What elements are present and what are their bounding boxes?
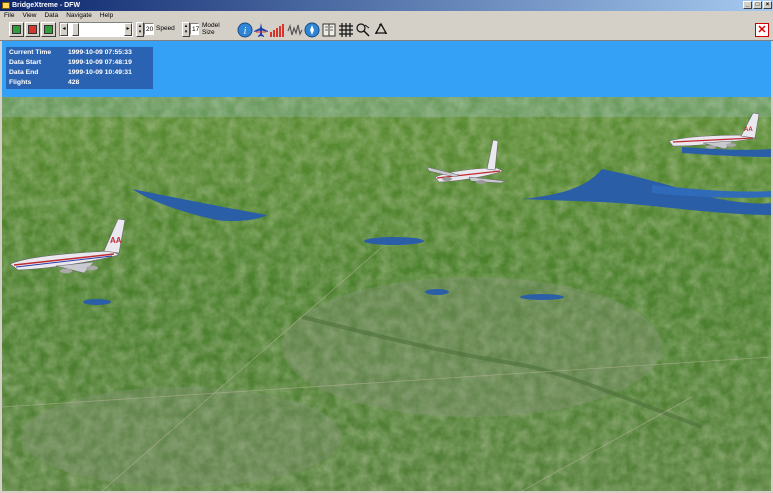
minimize-button[interactable]: _: [743, 1, 752, 9]
info-value: 428: [68, 79, 80, 86]
title-bar: BridgeXtreme - DFW _ □ ×: [0, 0, 773, 11]
menu-help[interactable]: Help: [96, 11, 117, 20]
recycle-icon: [374, 22, 388, 34]
app-icon: [2, 2, 10, 9]
bar-chart-button[interactable]: [269, 22, 285, 38]
model-size-value[interactable]: 17: [190, 23, 199, 35]
urban-area: [282, 277, 662, 417]
maximize-button[interactable]: □: [753, 1, 762, 9]
lake: [520, 294, 564, 300]
info-row-data-end: Data End 1999-10-09 10:49:31: [9, 68, 153, 78]
close-view-button[interactable]: ✕: [755, 23, 769, 37]
menu-bar: File View Data Navigate Help: [0, 11, 773, 20]
toolbar: ◂ ▸ ▴ ▾ 20 Speed ▴ ▾ 17 Model Size i ✕: [0, 20, 773, 41]
model-size-label-line1: Model: [202, 22, 220, 29]
info-row-flights: Flights 428: [9, 78, 153, 88]
svg-text:i: i: [244, 26, 247, 37]
model-size-spinner[interactable]: ▴ ▾: [182, 22, 190, 37]
info-button[interactable]: i: [237, 22, 253, 38]
slider-left-arrow-icon[interactable]: ◂: [60, 23, 68, 36]
speed-label: Speed: [156, 25, 175, 32]
speed-value[interactable]: 20: [144, 23, 154, 35]
lake: [83, 299, 111, 305]
window-title: BridgeXtreme - DFW: [12, 2, 81, 9]
compass-icon: [304, 22, 320, 38]
terrain-map: [2, 97, 771, 491]
airplane-icon[interactable]: AA: [667, 111, 765, 153]
airplane-button[interactable]: [253, 22, 269, 38]
grid-button[interactable]: [338, 22, 354, 38]
play-button[interactable]: [41, 22, 56, 37]
info-panel: Current Time 1999-10-09 07:55:33 Data St…: [6, 47, 153, 89]
lake: [364, 237, 424, 245]
model-size-label-line2: Size: [202, 29, 215, 36]
grid-icon: [339, 23, 353, 37]
airplane-icon: [254, 23, 268, 37]
flight-3d-view[interactable]: AA AA Current Time 1999-10-09 07:55:33 D…: [2, 41, 771, 491]
info-value: 1999-10-09 07:55:33: [68, 49, 132, 56]
svg-text:AA: AA: [110, 236, 122, 245]
menu-data[interactable]: Data: [40, 11, 62, 20]
info-row-current-time: Current Time 1999-10-09 07:55:33: [9, 48, 153, 58]
model-size-label: Model Size: [202, 22, 220, 37]
info-value: 1999-10-09 07:48:19: [68, 59, 132, 66]
waveform-icon: [287, 23, 303, 36]
recycle-button[interactable]: [373, 22, 389, 38]
info-label: Flights: [9, 79, 32, 86]
info-icon: i: [237, 22, 253, 38]
stop-button[interactable]: [25, 22, 40, 37]
lake: [425, 289, 449, 295]
rewind-button[interactable]: [9, 22, 24, 37]
menu-view[interactable]: View: [18, 11, 40, 20]
info-label: Data Start: [9, 59, 42, 66]
urban-area: [22, 387, 342, 487]
compass-button[interactable]: [304, 22, 320, 38]
slider-right-arrow-icon[interactable]: ▸: [124, 23, 132, 36]
bar-chart-icon: [270, 24, 284, 37]
speed-spinner[interactable]: ▴ ▾: [136, 22, 144, 37]
book-icon: [322, 23, 336, 37]
info-row-data-start: Data Start 1999-10-09 07:48:19: [9, 58, 153, 68]
search-refresh-button[interactable]: [355, 22, 371, 38]
play-icon: [44, 25, 53, 34]
info-label: Current Time: [9, 49, 52, 56]
info-label: Data End: [9, 69, 39, 76]
airplane-icon[interactable]: AA: [6, 217, 128, 275]
time-slider[interactable]: ◂ ▸: [59, 22, 133, 37]
menu-navigate[interactable]: Navigate: [62, 11, 96, 20]
rewind-icon: [12, 25, 21, 34]
svg-text:AA: AA: [744, 127, 753, 133]
slider-thumb[interactable]: [72, 23, 79, 36]
book-button[interactable]: [321, 22, 337, 38]
menu-file[interactable]: File: [0, 11, 18, 20]
search-refresh-icon: [356, 23, 370, 37]
window-close-button[interactable]: ×: [763, 1, 772, 9]
waveform-button[interactable]: [287, 22, 303, 38]
stop-icon: [28, 25, 37, 34]
airplane-icon[interactable]: [425, 137, 509, 189]
info-value: 1999-10-09 10:49:31: [68, 69, 132, 76]
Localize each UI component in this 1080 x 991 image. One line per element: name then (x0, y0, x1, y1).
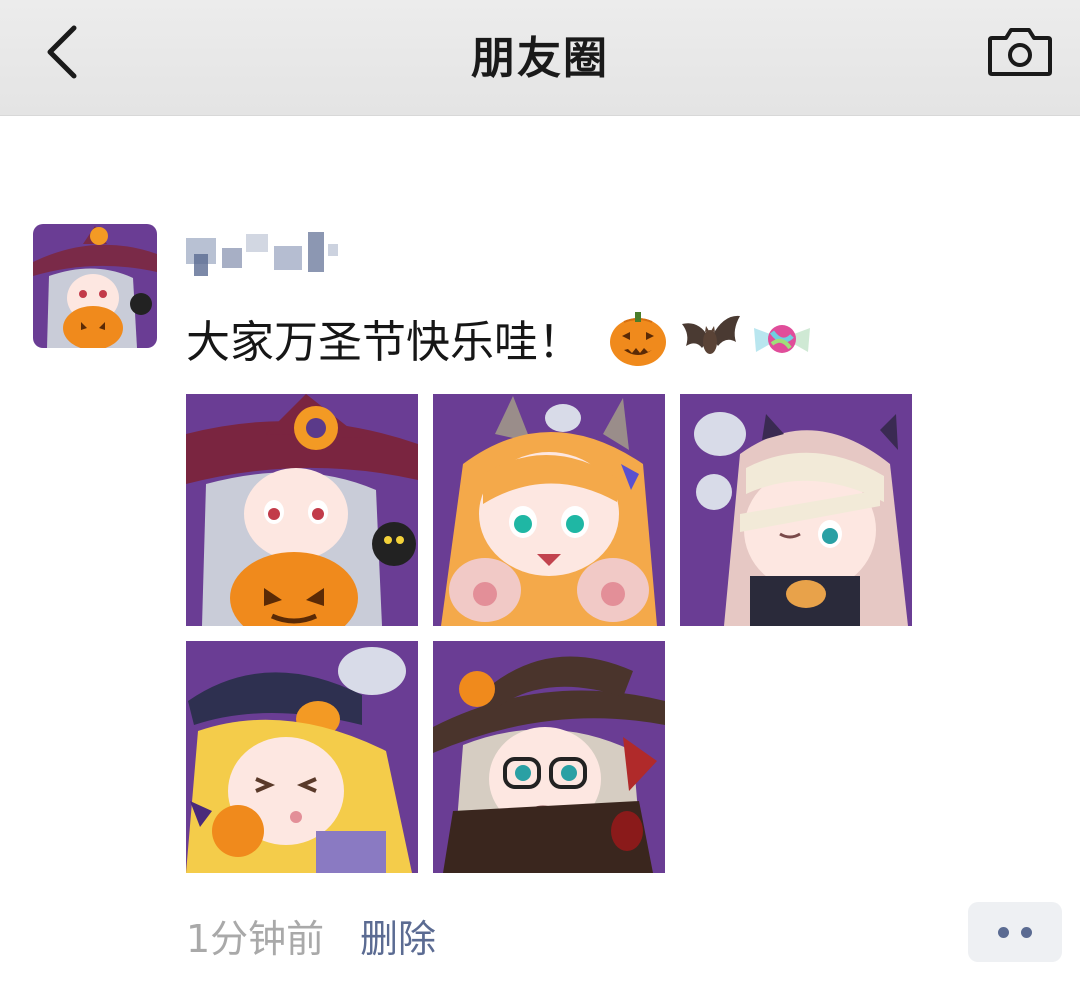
camera-icon (988, 28, 1052, 76)
page-title: 朋友圈 (471, 33, 609, 84)
candy-icon (750, 306, 814, 370)
author-name[interactable] (180, 224, 350, 280)
photo-4[interactable] (186, 641, 418, 873)
more-dots-icon (1021, 927, 1032, 938)
post-timestamp: 1分钟前 (186, 917, 325, 961)
photo-witch-pumpkin-image (186, 394, 418, 626)
photo-5[interactable] (433, 641, 665, 873)
photo-3[interactable] (680, 394, 912, 626)
jack-o-lantern-icon (606, 306, 670, 370)
photo-1[interactable] (186, 394, 418, 626)
post-text: 大家万圣节快乐哇！ (186, 317, 582, 368)
photo-cat-paws-image (433, 394, 665, 626)
photo-blonde-witch-image (186, 641, 418, 873)
photo-2[interactable] (433, 394, 665, 626)
delete-button[interactable]: 删除 (360, 908, 436, 963)
top-navigation-bar: 朋友圈 (0, 0, 1080, 116)
author-avatar[interactable] (33, 224, 157, 348)
photo-mummy-image (680, 394, 912, 626)
more-actions-button[interactable] (968, 902, 1062, 962)
camera-button[interactable] (984, 22, 1056, 82)
bat-icon (678, 306, 742, 370)
obscured-name-image (186, 232, 338, 276)
photo-glasses-witch-image (433, 641, 665, 873)
avatar-image (33, 224, 157, 348)
more-dots-icon (998, 927, 1009, 938)
post-content: 大家万圣节快乐哇！ (186, 306, 814, 370)
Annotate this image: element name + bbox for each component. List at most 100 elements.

-------------------------

■ **REQUIRED TASK**: Find each line above that contains the word "window" and copy those lines in full.

■ **RESULT OF THE TASK**:
window-title: BridgeXtreme - DFW: [12, 2, 81, 9]
window-close-button[interactable]: ×: [763, 1, 772, 9]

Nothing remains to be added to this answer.